● **Exercise**: Write out every entry, unchanged. Skip any picture.

● ● ● ● ●

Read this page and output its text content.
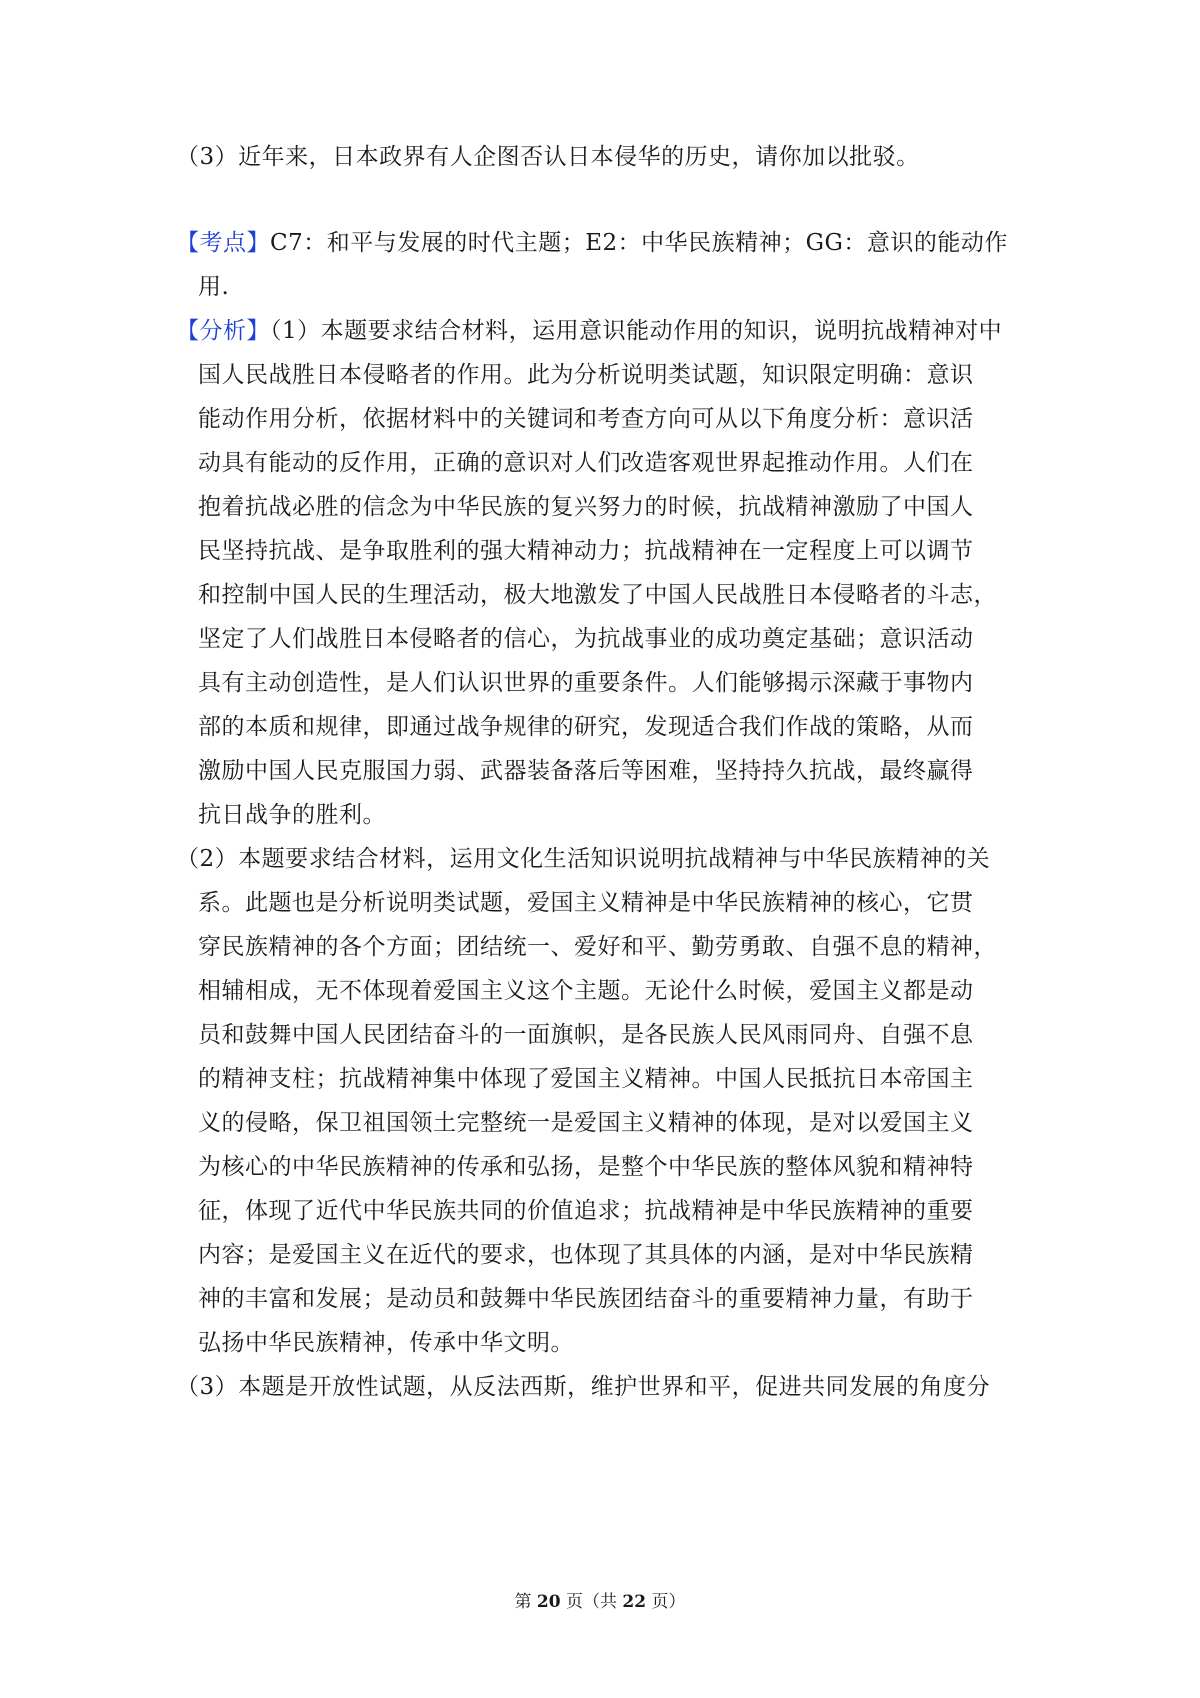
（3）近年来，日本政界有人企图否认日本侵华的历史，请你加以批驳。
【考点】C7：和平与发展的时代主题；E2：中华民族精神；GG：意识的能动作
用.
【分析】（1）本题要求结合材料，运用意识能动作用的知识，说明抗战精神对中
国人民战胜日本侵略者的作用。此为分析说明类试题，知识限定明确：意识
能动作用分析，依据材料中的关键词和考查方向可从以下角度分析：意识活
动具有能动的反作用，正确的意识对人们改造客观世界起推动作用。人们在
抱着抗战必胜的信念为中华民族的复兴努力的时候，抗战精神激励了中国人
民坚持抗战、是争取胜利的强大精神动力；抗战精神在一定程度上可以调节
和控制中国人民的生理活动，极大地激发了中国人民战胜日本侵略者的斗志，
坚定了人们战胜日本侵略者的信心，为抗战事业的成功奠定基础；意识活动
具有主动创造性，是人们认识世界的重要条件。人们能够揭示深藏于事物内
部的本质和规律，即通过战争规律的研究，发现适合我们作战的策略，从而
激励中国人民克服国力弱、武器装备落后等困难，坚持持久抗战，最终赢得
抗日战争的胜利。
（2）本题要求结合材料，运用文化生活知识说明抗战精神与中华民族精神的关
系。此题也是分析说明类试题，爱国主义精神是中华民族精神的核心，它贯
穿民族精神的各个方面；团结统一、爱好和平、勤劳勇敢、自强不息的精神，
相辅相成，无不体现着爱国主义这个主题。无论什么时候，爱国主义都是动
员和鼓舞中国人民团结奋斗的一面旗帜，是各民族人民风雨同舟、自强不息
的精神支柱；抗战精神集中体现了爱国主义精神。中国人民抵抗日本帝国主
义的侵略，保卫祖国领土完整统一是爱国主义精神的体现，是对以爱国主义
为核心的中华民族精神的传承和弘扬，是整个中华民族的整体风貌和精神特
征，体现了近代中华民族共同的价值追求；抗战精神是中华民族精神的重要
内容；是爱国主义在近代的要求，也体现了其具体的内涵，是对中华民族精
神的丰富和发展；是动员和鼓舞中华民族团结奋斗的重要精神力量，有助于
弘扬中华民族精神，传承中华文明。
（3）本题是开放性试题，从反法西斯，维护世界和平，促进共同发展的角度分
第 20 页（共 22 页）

● ● ● ● ●

● **Result of the exercise**:
Read this page and output its text content.
（3）近年来，日本政界有人企图否认日本侵华的历史，请你加以批驳。
【考点】C7：和平与发展的时代主题；E2：中华民族精神；GG：意识的能动作
用.
【分析】（1）本题要求结合材料，运用意识能动作用的知识，说明抗战精神对中
国人民战胜日本侵略者的作用。此为分析说明类试题，知识限定明确：意识
能动作用分析，依据材料中的关键词和考查方向可从以下角度分析：意识活
动具有能动的反作用，正确的意识对人们改造客观世界起推动作用。人们在
抱着抗战必胜的信念为中华民族的复兴努力的时候，抗战精神激励了中国人
民坚持抗战、是争取胜利的强大精神动力；抗战精神在一定程度上可以调节
和控制中国人民的生理活动，极大地激发了中国人民战胜日本侵略者的斗志，
坚定了人们战胜日本侵略者的信心，为抗战事业的成功奠定基础；意识活动
具有主动创造性，是人们认识世界的重要条件。人们能够揭示深藏于事物内
部的本质和规律，即通过战争规律的研究，发现适合我们作战的策略，从而
激励中国人民克服国力弱、武器装备落后等困难，坚持持久抗战，最终赢得
抗日战争的胜利。
（2）本题要求结合材料，运用文化生活知识说明抗战精神与中华民族精神的关
系。此题也是分析说明类试题，爱国主义精神是中华民族精神的核心，它贯
穿民族精神的各个方面；团结统一、爱好和平、勤劳勇敢、自强不息的精神，
相辅相成，无不体现着爱国主义这个主题。无论什么时候，爱国主义都是动
员和鼓舞中国人民团结奋斗的一面旗帜，是各民族人民风雨同舟、自强不息
的精神支柱；抗战精神集中体现了爱国主义精神。中国人民抵抗日本帝国主
义的侵略，保卫祖国领土完整统一是爱国主义精神的体现，是对以爱国主义
为核心的中华民族精神的传承和弘扬，是整个中华民族的整体风貌和精神特
征，体现了近代中华民族共同的价值追求；抗战精神是中华民族精神的重要
内容；是爱国主义在近代的要求，也体现了其具体的内涵，是对中华民族精
神的丰富和发展；是动员和鼓舞中华民族团结奋斗的重要精神力量，有助于
弘扬中华民族精神，传承中华文明。
（3）本题是开放性试题，从反法西斯，维护世界和平，促进共同发展的角度分
第 20 页（共 22 页）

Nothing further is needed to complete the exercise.